Items from a dataset:
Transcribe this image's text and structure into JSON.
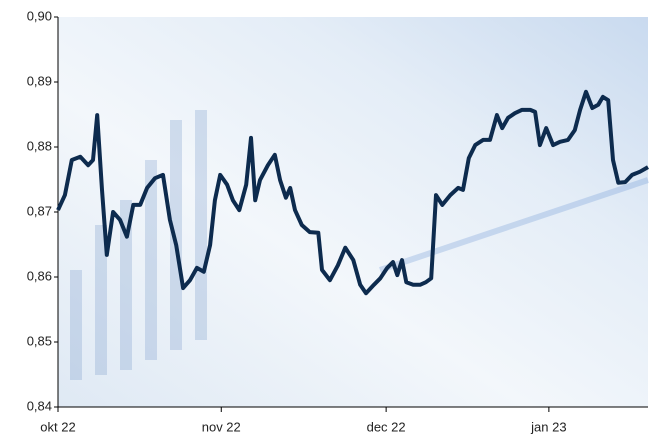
{
  "chart_data": {
    "type": "line",
    "x": [
      0,
      1.3,
      2.6,
      4.2,
      5.7,
      6.6,
      7.4,
      8.3,
      9.2,
      10.4,
      11.7,
      13.0,
      14.2,
      15.5,
      16.8,
      18.3,
      19.8,
      21.1,
      22.3,
      23.6,
      24.9,
      26.2,
      27.5,
      28.7,
      29.6,
      30.6,
      31.9,
      33.0,
      34.2,
      35.5,
      36.4,
      37.2,
      38.1,
      39.6,
      40.9,
      41.9,
      43.0,
      43.8,
      44.7,
      46.0,
      47.5,
      49.1,
      49.8,
      51.3,
      52.8,
      54.2,
      55.7,
      57.0,
      58.1,
      59.6,
      60.8,
      62.1,
      63.2,
      64.0,
      64.9,
      65.7,
      67.0,
      68.3,
      69.4,
      70.4,
      71.3,
      72.5,
      74.0,
      75.5,
      76.4,
      77.5,
      78.7,
      80.2,
      81.5,
      82.8,
      83.8,
      84.9,
      86.2,
      87.5,
      89.1,
      90.0,
      90.9,
      92.1,
      93.4,
      94.7,
      96.2,
      97.5,
      98.5,
      99.6,
      100.8,
      101.9,
      102.8,
      103.8,
      104.7,
      105.7,
      107.0,
      108.3,
      109.8,
      111.3
    ],
    "series": [
      {
        "color": "#0d2b4e",
        "values": [
          0.8703,
          0.8726,
          0.878,
          0.8785,
          0.8772,
          0.878,
          0.8849,
          0.8734,
          0.8634,
          0.87,
          0.8688,
          0.8662,
          0.8711,
          0.8711,
          0.8737,
          0.8752,
          0.8757,
          0.8688,
          0.8649,
          0.8583,
          0.8595,
          0.8614,
          0.8608,
          0.8649,
          0.8718,
          0.8757,
          0.8742,
          0.8718,
          0.8703,
          0.8742,
          0.8814,
          0.8718,
          0.8749,
          0.8772,
          0.8788,
          0.8749,
          0.8722,
          0.8737,
          0.8703,
          0.868,
          0.8669,
          0.8668,
          0.8611,
          0.8595,
          0.8618,
          0.8645,
          0.8626,
          0.8588,
          0.8575,
          0.8588,
          0.8598,
          0.8614,
          0.8623,
          0.8603,
          0.8626,
          0.8592,
          0.8588,
          0.8588,
          0.8592,
          0.8598,
          0.8726,
          0.8711,
          0.8726,
          0.8737,
          0.8734,
          0.8783,
          0.8803,
          0.8811,
          0.8811,
          0.8849,
          0.8829,
          0.8845,
          0.8852,
          0.8857,
          0.8857,
          0.8854,
          0.8803,
          0.8829,
          0.8803,
          0.8808,
          0.8811,
          0.8826,
          0.8857,
          0.8885,
          0.886,
          0.8865,
          0.8877,
          0.8872,
          0.878,
          0.8745,
          0.8746,
          0.8757,
          0.8762,
          0.8769
        ]
      }
    ],
    "xlim": [
      0,
      111.3
    ],
    "xticks": [
      {
        "value": 0,
        "label": "okt 22"
      },
      {
        "value": 30.8,
        "label": "nov 22"
      },
      {
        "value": 61.9,
        "label": "dec 22"
      },
      {
        "value": 92.6,
        "label": "jan 23"
      }
    ],
    "ylim": [
      0.84,
      0.9
    ],
    "yticks": [
      {
        "value": 0.84,
        "label": "0,84"
      },
      {
        "value": 0.85,
        "label": "0,85"
      },
      {
        "value": 0.86,
        "label": "0,86"
      },
      {
        "value": 0.87,
        "label": "0,87"
      },
      {
        "value": 0.88,
        "label": "0,88"
      },
      {
        "value": 0.89,
        "label": "0,89"
      },
      {
        "value": 0.9,
        "label": "0,90"
      }
    ]
  }
}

### Objective:
Write the full listing out again with every line unchanged, but include no pictures.

### Written response:
Transcribe this image's text and structure into JSON.
{
  "chart_data": {
    "type": "line",
    "x": [
      0,
      1.3,
      2.6,
      4.2,
      5.7,
      6.6,
      7.4,
      8.3,
      9.2,
      10.4,
      11.7,
      13.0,
      14.2,
      15.5,
      16.8,
      18.3,
      19.8,
      21.1,
      22.3,
      23.6,
      24.9,
      26.2,
      27.5,
      28.7,
      29.6,
      30.6,
      31.9,
      33.0,
      34.2,
      35.5,
      36.4,
      37.2,
      38.1,
      39.6,
      40.9,
      41.9,
      43.0,
      43.8,
      44.7,
      46.0,
      47.5,
      49.1,
      49.8,
      51.3,
      52.8,
      54.2,
      55.7,
      57.0,
      58.1,
      59.6,
      60.8,
      62.1,
      63.2,
      64.0,
      64.9,
      65.7,
      67.0,
      68.3,
      69.4,
      70.4,
      71.3,
      72.5,
      74.0,
      75.5,
      76.4,
      77.5,
      78.7,
      80.2,
      81.5,
      82.8,
      83.8,
      84.9,
      86.2,
      87.5,
      89.1,
      90.0,
      90.9,
      92.1,
      93.4,
      94.7,
      96.2,
      97.5,
      98.5,
      99.6,
      100.8,
      101.9,
      102.8,
      103.8,
      104.7,
      105.7,
      107.0,
      108.3,
      109.8,
      111.3
    ],
    "series": [
      {
        "color": "#0d2b4e",
        "values": [
          0.8703,
          0.8726,
          0.878,
          0.8785,
          0.8772,
          0.878,
          0.8849,
          0.8734,
          0.8634,
          0.87,
          0.8688,
          0.8662,
          0.8711,
          0.8711,
          0.8737,
          0.8752,
          0.8757,
          0.8688,
          0.8649,
          0.8583,
          0.8595,
          0.8614,
          0.8608,
          0.8649,
          0.8718,
          0.8757,
          0.8742,
          0.8718,
          0.8703,
          0.8742,
          0.8814,
          0.8718,
          0.8749,
          0.8772,
          0.8788,
          0.8749,
          0.8722,
          0.8737,
          0.8703,
          0.868,
          0.8669,
          0.8668,
          0.8611,
          0.8595,
          0.8618,
          0.8645,
          0.8626,
          0.8588,
          0.8575,
          0.8588,
          0.8598,
          0.8614,
          0.8623,
          0.8603,
          0.8626,
          0.8592,
          0.8588,
          0.8588,
          0.8592,
          0.8598,
          0.8726,
          0.8711,
          0.8726,
          0.8737,
          0.8734,
          0.8783,
          0.8803,
          0.8811,
          0.8811,
          0.8849,
          0.8829,
          0.8845,
          0.8852,
          0.8857,
          0.8857,
          0.8854,
          0.8803,
          0.8829,
          0.8803,
          0.8808,
          0.8811,
          0.8826,
          0.8857,
          0.8885,
          0.886,
          0.8865,
          0.8877,
          0.8872,
          0.878,
          0.8745,
          0.8746,
          0.8757,
          0.8762,
          0.8769
        ]
      }
    ],
    "xlim": [
      0,
      111.3
    ],
    "xticks": [
      {
        "value": 0,
        "label": "okt 22"
      },
      {
        "value": 30.8,
        "label": "nov 22"
      },
      {
        "value": 61.9,
        "label": "dec 22"
      },
      {
        "value": 92.6,
        "label": "jan 23"
      }
    ],
    "ylim": [
      0.84,
      0.9
    ],
    "yticks": [
      {
        "value": 0.84,
        "label": "0,84"
      },
      {
        "value": 0.85,
        "label": "0,85"
      },
      {
        "value": 0.86,
        "label": "0,86"
      },
      {
        "value": 0.87,
        "label": "0,87"
      },
      {
        "value": 0.88,
        "label": "0,88"
      },
      {
        "value": 0.89,
        "label": "0,89"
      },
      {
        "value": 0.9,
        "label": "0,90"
      }
    ]
  }
}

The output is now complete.